[Dataset excerpt]
========================================

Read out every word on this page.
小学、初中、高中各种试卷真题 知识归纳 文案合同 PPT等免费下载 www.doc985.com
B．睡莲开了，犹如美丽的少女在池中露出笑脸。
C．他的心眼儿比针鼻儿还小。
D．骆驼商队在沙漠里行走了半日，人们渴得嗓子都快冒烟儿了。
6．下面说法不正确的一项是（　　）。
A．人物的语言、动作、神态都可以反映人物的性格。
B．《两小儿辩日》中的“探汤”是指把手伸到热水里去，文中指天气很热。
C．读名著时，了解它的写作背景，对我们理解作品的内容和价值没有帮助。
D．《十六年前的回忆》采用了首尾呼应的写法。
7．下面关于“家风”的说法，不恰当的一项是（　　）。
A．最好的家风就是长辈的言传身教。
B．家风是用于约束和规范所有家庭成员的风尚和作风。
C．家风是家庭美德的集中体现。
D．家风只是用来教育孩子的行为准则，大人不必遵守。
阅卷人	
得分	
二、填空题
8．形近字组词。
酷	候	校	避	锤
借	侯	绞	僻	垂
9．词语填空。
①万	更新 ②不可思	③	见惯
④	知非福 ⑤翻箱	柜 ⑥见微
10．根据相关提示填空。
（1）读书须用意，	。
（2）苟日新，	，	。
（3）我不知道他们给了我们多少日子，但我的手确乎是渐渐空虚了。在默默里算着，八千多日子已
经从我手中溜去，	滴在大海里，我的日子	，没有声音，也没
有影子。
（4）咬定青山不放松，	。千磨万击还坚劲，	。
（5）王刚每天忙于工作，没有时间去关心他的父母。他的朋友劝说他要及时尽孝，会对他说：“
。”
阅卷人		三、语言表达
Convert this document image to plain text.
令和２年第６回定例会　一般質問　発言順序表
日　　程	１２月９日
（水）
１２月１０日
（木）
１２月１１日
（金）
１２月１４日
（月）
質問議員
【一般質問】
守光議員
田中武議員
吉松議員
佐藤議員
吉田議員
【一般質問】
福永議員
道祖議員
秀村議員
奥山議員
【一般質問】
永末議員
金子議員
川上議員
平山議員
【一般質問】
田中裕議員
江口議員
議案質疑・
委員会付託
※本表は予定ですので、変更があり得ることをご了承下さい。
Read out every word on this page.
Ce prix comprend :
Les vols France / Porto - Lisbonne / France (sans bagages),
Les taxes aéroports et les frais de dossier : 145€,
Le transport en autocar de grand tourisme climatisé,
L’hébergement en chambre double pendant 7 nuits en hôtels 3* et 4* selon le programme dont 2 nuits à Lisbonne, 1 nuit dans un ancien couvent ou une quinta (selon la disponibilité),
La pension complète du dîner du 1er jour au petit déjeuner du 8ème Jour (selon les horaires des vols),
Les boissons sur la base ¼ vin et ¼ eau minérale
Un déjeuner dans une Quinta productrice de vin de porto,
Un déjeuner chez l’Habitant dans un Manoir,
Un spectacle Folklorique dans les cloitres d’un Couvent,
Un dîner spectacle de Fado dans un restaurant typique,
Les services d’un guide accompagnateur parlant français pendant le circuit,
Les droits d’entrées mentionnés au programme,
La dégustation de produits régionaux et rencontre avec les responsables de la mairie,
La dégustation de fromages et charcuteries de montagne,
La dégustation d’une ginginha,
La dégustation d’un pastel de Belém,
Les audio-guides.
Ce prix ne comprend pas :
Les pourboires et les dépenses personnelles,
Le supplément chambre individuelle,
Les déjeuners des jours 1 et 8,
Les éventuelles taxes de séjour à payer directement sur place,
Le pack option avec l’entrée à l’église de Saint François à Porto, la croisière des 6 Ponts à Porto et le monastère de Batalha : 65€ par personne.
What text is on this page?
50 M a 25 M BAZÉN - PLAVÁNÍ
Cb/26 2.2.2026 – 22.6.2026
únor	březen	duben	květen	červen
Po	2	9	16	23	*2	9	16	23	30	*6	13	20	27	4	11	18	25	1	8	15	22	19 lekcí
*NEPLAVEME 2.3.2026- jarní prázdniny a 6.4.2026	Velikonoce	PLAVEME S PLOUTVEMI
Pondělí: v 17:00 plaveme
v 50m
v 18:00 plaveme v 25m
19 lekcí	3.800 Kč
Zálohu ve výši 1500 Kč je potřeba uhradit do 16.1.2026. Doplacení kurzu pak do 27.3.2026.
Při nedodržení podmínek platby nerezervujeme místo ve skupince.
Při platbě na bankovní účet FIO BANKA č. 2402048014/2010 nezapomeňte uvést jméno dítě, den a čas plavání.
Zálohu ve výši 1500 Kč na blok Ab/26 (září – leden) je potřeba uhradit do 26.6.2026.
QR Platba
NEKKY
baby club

========================================

Produce an exact copy of all the records.

Read out every word on this page.
小学、初中、高中各种试卷真题 知识归纳 文案合同 PPT等免费下载 www.doc985.com
B．睡莲开了，犹如美丽的少女在池中露出笑脸。
C．他的心眼儿比针鼻儿还小。
D．骆驼商队在沙漠里行走了半日，人们渴得嗓子都快冒烟儿了。
6．下面说法不正确的一项是（　　）。
A．人物的语言、动作、神态都可以反映人物的性格。
B．《两小儿辩日》中的“探汤”是指把手伸到热水里去，文中指天气很热。
C．读名著时，了解它的写作背景，对我们理解作品的内容和价值没有帮助。
D．《十六年前的回忆》采用了首尾呼应的写法。
7．下面关于“家风”的说法，不恰当的一项是（　　）。
A．最好的家风就是长辈的言传身教。
B．家风是用于约束和规范所有家庭成员的风尚和作风。
C．家风是家庭美德的集中体现。
D．家风只是用来教育孩子的行为准则，大人不必遵守。
阅卷人	
得分	
二、填空题
8．形近字组词。
酷	候	校	避	锤
借	侯	绞	僻	垂
9．词语填空。
①万	更新 ②不可思	③	见惯
④	知非福 ⑤翻箱	柜 ⑥见微
10．根据相关提示填空。
（1）读书须用意，	。
（2）苟日新，	，	。
（3）我不知道他们给了我们多少日子，但我的手确乎是渐渐空虚了。在默默里算着，八千多日子已
经从我手中溜去，	滴在大海里，我的日子	，没有声音，也没
有影子。
（4）咬定青山不放松，	。千磨万击还坚劲，	。
（5）王刚每天忙于工作，没有时间去关心他的父母。他的朋友劝说他要及时尽孝，会对他说：“
。”
阅卷人		三、语言表达
Convert this document image to plain text.
令和２年第６回定例会　一般質問　発言順序表
日　　程	１２月９日
（水）
１２月１０日
（木）
１２月１１日
（金）
１２月１４日
（月）
質問議員
【一般質問】
守光議員
田中武議員
吉松議員
佐藤議員
吉田議員
【一般質問】
福永議員
道祖議員
秀村議員
奥山議員
【一般質問】
永末議員
金子議員
川上議員
平山議員
【一般質問】
田中裕議員
江口議員
議案質疑・
委員会付託
※本表は予定ですので、変更があり得ることをご了承下さい。
Read out every word on this page.
Ce prix comprend :
Les vols France / Porto - Lisbonne / France (sans bagages),
Les taxes aéroports et les frais de dossier : 145€,
Le transport en autocar de grand tourisme climatisé,
L’hébergement en chambre double pendant 7 nuits en hôtels 3* et 4* selon le programme dont 2 nuits à Lisbonne, 1 nuit dans un ancien couvent ou une quinta (selon la disponibilité),
La pension complète du dîner du 1er jour au petit déjeuner du 8ème Jour (selon les horaires des vols),
Les boissons sur la base ¼ vin et ¼ eau minérale
Un déjeuner dans une Quinta productrice de vin de porto,
Un déjeuner chez l’Habitant dans un Manoir,
Un spectacle Folklorique dans les cloitres d’un Couvent,
Un dîner spectacle de Fado dans un restaurant typique,
Les services d’un guide accompagnateur parlant français pendant le circuit,
Les droits d’entrées mentionnés au programme,
La dégustation de produits régionaux et rencontre avec les responsables de la mairie,
La dégustation de fromages et charcuteries de montagne,
La dégustation d’une ginginha,
La dégustation d’un pastel de Belém,
Les audio-guides.
Ce prix ne comprend pas :
Les pourboires et les dépenses personnelles,
Le supplément chambre individuelle,
Les déjeuners des jours 1 et 8,
Les éventuelles taxes de séjour à payer directement sur place,
Le pack option avec l’entrée à l’église de Saint François à Porto, la croisière des 6 Ponts à Porto et le monastère de Batalha : 65€ par personne.
What text is on this page?
50 M a 25 M BAZÉN - PLAVÁNÍ
Cb/26 2.2.2026 – 22.6.2026
únor	březen	duben	květen	červen
Po	2	9	16	23	*2	9	16	23	30	*6	13	20	27	4	11	18	25	1	8	15	22	19 lekcí
*NEPLAVEME 2.3.2026- jarní prázdniny a 6.4.2026	Velikonoce	PLAVEME S PLOUTVEMI
Pondělí: v 17:00 plaveme
v 50m
v 18:00 plaveme v 25m
19 lekcí	3.800 Kč
Zálohu ve výši 1500 Kč je potřeba uhradit do 16.1.2026. Doplacení kurzu pak do 27.3.2026.
Při nedodržení podmínek platby nerezervujeme místo ve skupince.
Při platbě na bankovní účet FIO BANKA č. 2402048014/2010 nezapomeňte uvést jméno dítě, den a čas plavání.
Zálohu ve výši 1500 Kč na blok Ab/26 (září – leden) je potřeba uhradit do 26.6.2026.
QR Platba
NEKKY
baby club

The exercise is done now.